• YOUR INSTRUCTIONS: Copy every line in the records below that contains the word "argumentos".

--------------------------------------------------

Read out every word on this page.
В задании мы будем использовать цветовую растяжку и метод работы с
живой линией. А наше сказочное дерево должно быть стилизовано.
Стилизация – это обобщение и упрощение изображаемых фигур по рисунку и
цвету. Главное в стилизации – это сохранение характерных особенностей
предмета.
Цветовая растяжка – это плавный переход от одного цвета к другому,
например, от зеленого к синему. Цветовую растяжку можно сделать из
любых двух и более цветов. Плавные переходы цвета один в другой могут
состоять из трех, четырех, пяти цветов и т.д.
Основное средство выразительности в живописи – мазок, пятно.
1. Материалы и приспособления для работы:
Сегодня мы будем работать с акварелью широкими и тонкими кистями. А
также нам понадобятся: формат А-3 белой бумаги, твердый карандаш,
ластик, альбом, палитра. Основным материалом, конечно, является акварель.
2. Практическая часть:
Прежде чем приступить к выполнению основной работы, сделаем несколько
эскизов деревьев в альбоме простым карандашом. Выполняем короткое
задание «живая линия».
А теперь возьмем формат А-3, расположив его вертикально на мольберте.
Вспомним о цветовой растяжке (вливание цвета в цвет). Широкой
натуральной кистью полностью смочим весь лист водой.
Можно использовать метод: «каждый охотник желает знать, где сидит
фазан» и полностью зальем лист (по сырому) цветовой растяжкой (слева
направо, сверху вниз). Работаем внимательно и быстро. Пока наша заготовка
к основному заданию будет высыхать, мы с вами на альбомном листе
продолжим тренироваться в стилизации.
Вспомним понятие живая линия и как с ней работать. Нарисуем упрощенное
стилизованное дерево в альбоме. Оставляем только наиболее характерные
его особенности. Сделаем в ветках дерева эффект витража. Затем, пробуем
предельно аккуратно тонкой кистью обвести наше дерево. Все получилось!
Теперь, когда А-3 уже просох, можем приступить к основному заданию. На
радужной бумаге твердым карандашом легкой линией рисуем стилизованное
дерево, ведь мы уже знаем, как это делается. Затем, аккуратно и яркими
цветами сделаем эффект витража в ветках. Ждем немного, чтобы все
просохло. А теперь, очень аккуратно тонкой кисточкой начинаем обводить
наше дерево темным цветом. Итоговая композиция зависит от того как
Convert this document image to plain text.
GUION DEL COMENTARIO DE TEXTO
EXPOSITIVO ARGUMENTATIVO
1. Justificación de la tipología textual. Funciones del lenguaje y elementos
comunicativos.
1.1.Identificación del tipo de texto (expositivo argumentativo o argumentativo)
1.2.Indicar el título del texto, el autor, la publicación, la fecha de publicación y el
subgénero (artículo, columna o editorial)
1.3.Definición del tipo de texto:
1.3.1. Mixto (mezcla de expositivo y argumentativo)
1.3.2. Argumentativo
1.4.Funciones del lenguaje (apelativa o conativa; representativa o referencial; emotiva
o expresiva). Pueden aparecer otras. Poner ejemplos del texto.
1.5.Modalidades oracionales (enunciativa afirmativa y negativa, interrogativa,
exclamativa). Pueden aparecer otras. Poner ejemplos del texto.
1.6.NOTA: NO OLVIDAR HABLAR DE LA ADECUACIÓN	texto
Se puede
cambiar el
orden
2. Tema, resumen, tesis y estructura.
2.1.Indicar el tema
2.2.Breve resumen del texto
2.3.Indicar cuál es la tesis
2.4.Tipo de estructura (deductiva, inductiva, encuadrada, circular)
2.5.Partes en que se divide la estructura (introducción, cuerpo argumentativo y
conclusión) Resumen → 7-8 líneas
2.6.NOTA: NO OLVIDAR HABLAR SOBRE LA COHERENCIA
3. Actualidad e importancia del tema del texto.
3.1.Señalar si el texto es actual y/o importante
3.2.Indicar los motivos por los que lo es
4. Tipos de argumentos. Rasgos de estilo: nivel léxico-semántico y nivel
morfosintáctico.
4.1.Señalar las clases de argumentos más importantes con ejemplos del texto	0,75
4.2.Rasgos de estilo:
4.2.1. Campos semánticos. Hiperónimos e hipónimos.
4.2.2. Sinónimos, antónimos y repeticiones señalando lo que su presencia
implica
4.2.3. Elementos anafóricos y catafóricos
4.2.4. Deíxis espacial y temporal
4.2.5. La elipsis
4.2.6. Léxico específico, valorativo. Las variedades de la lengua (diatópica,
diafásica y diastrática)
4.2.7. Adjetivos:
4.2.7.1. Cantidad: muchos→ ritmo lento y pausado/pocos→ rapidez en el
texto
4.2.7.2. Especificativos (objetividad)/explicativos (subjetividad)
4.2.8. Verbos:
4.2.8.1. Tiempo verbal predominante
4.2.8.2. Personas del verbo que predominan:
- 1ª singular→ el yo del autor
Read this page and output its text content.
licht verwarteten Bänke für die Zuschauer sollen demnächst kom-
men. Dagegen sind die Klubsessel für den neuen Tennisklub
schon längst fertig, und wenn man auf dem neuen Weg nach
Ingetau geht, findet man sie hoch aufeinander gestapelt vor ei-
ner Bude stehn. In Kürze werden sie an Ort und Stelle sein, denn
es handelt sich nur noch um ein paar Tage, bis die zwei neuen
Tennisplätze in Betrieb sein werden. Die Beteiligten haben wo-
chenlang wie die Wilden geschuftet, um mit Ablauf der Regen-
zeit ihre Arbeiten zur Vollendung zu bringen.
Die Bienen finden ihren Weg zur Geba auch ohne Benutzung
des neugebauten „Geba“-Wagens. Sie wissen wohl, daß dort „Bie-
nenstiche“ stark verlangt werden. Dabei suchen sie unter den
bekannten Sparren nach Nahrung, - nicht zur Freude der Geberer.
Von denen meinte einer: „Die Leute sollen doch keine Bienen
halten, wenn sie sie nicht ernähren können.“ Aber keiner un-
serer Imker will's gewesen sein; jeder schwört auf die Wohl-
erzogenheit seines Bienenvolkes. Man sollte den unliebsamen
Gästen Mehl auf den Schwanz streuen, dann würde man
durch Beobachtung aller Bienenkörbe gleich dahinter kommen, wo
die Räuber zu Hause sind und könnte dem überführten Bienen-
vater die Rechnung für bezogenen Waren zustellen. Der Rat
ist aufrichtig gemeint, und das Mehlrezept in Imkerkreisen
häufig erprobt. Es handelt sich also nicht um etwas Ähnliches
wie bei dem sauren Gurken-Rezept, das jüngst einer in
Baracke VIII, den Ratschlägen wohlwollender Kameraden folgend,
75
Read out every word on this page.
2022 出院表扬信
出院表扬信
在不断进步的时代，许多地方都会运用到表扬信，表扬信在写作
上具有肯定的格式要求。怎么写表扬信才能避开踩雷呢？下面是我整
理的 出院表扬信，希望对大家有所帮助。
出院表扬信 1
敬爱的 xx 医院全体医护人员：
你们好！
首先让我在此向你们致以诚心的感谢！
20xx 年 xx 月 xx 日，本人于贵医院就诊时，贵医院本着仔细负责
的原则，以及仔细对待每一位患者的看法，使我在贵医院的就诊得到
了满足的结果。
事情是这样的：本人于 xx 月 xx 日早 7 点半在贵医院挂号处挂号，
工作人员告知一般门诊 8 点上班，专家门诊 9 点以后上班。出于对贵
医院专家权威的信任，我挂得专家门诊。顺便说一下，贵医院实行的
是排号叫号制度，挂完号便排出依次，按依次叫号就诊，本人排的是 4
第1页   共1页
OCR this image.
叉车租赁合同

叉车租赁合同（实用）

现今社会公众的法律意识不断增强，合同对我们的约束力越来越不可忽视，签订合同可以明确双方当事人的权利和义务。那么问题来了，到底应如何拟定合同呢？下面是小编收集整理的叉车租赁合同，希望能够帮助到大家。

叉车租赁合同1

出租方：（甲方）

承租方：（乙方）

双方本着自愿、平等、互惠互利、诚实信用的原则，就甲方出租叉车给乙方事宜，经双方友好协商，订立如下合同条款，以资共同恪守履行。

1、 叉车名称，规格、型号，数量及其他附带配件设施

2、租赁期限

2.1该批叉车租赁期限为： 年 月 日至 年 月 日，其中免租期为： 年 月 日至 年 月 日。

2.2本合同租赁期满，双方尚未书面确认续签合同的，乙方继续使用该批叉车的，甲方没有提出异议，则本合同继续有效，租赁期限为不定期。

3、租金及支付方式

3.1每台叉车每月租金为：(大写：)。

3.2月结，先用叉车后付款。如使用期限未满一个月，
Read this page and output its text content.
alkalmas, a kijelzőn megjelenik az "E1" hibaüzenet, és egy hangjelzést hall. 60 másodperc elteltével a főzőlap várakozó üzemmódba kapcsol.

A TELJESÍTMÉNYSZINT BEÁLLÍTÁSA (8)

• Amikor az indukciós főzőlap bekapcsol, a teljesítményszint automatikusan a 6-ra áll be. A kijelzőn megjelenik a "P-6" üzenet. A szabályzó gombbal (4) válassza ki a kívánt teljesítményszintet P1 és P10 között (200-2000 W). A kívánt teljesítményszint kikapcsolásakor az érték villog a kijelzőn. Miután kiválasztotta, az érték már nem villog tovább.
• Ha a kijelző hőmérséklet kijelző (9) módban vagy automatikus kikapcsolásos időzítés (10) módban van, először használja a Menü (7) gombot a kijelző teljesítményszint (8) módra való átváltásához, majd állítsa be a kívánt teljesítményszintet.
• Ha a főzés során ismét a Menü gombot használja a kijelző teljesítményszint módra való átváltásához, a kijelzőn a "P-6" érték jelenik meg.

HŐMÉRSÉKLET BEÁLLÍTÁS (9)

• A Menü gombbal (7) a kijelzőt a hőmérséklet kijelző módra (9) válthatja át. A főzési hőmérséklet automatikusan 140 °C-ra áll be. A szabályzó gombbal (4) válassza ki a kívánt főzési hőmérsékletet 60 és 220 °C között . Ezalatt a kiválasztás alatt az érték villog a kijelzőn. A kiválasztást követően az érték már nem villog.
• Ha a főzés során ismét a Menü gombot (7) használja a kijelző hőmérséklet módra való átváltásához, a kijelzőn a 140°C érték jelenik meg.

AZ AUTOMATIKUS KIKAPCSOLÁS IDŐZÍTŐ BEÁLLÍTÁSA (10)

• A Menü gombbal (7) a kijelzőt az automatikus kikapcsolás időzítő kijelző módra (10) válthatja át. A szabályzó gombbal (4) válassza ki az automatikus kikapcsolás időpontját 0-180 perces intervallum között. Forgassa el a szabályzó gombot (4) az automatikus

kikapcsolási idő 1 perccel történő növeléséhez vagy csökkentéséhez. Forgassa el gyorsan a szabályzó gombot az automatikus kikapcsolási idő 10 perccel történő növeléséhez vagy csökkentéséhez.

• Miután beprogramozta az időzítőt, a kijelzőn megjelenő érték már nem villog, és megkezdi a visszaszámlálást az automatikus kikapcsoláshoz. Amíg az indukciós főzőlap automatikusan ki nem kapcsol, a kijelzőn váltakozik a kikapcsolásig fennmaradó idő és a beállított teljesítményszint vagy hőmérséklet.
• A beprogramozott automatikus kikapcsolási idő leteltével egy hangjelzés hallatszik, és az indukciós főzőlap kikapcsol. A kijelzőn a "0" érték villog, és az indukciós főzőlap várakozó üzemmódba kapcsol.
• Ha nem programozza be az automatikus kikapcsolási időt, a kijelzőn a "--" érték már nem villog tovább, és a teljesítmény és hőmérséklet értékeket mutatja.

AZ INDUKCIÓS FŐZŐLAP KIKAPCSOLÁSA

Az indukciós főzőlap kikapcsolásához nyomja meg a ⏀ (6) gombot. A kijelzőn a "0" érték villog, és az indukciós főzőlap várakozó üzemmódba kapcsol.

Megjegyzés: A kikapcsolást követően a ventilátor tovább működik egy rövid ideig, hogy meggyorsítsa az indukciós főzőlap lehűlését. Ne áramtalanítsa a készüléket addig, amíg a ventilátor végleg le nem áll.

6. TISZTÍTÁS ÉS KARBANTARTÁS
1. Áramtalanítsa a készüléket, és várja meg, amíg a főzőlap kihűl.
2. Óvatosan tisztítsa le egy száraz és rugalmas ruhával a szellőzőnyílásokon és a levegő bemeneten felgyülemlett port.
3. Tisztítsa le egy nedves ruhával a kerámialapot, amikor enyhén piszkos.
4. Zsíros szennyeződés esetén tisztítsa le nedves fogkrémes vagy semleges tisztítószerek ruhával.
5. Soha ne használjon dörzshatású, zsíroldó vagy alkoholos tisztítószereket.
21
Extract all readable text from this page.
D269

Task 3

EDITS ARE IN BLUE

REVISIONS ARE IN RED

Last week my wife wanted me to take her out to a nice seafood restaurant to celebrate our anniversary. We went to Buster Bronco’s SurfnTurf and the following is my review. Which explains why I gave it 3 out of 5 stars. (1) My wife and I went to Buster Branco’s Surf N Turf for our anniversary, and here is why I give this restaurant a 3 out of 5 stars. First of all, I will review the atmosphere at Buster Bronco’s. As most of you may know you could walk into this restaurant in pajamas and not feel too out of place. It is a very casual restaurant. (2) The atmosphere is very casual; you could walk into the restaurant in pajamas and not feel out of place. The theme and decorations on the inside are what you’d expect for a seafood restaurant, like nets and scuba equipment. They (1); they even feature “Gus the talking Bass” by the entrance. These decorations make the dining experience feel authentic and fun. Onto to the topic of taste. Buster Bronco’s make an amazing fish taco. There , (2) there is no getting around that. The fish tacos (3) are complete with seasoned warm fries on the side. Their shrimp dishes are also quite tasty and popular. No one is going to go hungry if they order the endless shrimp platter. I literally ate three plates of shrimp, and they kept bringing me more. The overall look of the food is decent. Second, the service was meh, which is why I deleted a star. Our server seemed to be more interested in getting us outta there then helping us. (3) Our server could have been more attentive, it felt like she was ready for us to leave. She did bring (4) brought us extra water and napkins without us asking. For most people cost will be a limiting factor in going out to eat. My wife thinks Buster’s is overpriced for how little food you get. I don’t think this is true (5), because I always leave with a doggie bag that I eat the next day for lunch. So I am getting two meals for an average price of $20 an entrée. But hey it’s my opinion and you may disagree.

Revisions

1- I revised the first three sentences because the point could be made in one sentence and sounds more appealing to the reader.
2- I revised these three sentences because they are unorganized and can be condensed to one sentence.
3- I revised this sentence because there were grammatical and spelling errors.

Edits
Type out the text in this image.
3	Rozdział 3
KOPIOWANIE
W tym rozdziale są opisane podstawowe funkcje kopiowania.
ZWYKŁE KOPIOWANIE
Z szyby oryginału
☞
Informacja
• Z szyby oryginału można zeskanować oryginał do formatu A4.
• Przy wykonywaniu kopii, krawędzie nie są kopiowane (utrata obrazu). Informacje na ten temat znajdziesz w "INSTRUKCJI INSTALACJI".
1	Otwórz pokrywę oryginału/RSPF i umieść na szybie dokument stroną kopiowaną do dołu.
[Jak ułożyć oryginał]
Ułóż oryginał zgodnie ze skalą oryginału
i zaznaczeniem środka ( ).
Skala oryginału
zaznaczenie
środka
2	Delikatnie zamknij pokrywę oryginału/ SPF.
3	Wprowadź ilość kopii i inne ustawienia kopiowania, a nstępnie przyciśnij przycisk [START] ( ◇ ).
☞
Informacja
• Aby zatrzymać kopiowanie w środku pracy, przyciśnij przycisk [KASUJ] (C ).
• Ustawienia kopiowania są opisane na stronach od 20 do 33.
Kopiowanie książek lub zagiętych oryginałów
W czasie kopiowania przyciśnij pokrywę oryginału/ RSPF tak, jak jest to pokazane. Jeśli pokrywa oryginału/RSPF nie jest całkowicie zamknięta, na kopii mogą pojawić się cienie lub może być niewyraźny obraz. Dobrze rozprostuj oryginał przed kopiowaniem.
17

--------------------------------------------------

• COMPLETED EXERCISE:
4. Tipos de argumentos. Rasgos de estilo: nivel léxico-semántico y nivel
4.1.Señalar las clases de argumentos más importantes con ejemplos del texto	0,75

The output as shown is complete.